§ Source material
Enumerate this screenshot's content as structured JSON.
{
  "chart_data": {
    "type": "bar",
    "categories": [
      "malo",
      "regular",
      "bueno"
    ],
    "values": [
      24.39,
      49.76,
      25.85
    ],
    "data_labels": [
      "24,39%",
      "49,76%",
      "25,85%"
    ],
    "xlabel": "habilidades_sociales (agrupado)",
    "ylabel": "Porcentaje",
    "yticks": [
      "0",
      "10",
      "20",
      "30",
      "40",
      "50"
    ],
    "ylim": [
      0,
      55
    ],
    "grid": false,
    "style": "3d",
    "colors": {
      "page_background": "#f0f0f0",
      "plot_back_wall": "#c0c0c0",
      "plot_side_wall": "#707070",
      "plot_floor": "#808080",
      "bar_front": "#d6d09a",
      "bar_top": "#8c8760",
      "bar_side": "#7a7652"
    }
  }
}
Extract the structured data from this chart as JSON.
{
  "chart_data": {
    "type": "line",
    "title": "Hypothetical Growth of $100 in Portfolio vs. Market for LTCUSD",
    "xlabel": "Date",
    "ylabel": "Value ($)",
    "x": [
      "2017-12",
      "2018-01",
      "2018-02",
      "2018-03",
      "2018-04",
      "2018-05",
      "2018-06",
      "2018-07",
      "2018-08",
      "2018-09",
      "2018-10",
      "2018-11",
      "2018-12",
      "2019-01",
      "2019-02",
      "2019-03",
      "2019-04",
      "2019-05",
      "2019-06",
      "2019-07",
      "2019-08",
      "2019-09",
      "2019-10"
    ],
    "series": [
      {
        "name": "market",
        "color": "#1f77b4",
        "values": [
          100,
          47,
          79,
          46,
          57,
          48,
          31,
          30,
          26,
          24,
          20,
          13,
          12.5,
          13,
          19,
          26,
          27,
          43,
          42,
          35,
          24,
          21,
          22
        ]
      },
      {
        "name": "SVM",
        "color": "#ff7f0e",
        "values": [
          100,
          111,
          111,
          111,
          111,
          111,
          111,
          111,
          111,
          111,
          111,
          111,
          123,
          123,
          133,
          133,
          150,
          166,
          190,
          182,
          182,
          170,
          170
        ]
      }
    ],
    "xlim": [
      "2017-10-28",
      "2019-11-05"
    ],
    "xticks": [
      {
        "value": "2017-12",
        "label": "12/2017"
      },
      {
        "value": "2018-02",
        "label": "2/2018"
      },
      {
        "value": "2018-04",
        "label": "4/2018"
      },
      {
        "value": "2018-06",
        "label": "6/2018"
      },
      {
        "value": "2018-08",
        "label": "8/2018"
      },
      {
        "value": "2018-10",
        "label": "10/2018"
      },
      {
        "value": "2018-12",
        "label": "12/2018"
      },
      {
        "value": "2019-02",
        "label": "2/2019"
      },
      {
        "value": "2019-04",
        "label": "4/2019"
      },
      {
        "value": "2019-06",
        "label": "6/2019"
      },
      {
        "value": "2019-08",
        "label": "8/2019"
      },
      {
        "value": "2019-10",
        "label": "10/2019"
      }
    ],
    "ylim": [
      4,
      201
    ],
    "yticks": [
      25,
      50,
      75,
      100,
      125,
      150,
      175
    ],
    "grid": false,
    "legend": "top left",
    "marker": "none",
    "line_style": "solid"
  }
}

...

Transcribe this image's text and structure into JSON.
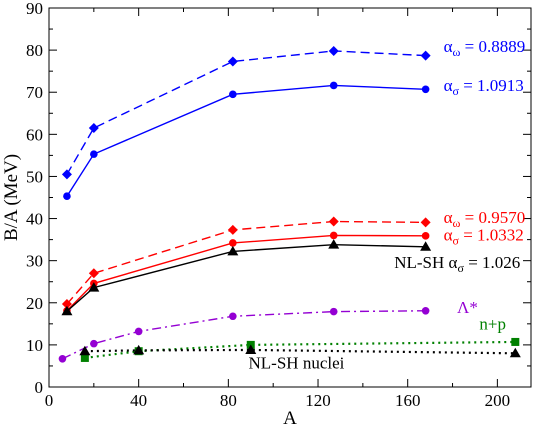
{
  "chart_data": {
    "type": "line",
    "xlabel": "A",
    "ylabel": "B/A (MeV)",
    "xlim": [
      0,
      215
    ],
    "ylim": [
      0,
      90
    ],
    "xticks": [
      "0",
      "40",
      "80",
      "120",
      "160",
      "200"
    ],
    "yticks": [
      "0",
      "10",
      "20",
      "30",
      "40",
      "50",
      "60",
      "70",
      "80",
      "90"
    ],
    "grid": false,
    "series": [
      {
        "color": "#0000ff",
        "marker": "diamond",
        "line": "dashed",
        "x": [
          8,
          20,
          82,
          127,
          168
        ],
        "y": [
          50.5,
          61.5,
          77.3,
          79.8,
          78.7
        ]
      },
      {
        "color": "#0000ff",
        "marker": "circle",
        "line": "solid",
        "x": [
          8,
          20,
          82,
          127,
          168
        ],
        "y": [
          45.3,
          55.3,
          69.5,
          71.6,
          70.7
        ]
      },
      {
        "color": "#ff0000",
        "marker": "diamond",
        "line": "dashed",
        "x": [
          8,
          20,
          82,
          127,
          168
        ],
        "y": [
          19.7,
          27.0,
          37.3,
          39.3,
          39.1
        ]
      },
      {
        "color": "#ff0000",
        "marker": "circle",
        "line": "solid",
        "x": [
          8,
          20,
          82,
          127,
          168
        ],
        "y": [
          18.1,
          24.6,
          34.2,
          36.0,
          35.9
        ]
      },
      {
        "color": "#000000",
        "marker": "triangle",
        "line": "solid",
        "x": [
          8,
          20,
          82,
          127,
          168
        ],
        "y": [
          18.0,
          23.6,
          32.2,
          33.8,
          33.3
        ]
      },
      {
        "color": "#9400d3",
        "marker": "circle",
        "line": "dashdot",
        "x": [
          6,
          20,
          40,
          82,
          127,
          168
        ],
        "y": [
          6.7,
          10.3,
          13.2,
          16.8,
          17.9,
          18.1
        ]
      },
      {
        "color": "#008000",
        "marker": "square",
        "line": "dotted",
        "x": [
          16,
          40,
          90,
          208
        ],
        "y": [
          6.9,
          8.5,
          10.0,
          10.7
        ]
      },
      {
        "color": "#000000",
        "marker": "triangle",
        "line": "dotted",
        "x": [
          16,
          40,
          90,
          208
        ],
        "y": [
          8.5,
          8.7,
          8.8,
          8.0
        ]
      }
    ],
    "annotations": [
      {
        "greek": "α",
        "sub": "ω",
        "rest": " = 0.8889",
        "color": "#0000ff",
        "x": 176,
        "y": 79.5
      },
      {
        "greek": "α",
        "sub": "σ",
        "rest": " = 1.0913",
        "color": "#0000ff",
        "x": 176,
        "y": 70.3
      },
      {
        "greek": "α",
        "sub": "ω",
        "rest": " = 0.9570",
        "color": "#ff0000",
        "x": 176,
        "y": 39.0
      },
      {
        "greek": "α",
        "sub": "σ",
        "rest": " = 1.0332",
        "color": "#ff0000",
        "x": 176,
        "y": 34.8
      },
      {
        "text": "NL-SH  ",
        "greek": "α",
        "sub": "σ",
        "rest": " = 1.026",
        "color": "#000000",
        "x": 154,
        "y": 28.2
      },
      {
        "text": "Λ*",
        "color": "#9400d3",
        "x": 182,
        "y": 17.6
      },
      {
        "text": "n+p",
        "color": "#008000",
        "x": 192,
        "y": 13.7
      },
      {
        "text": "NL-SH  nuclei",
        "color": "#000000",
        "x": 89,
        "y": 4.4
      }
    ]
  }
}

...

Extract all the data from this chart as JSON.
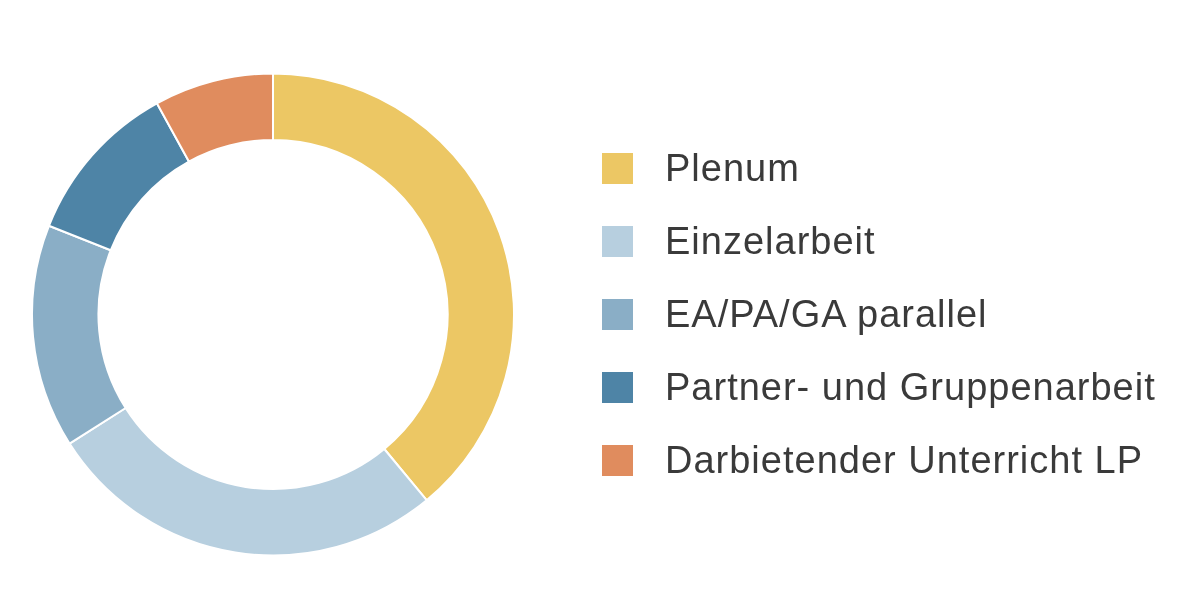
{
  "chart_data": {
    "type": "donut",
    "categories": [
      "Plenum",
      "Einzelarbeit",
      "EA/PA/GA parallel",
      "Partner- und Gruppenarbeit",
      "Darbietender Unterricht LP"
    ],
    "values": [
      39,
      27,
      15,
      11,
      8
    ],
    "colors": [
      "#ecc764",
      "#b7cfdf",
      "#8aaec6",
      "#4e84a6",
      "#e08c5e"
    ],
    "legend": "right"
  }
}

§ Stated task
From the material above, copy each line that includes the word "type".

§ Task output
    "type": "bar",
    "type": "line",
    "type": "line",
    "type": "donut",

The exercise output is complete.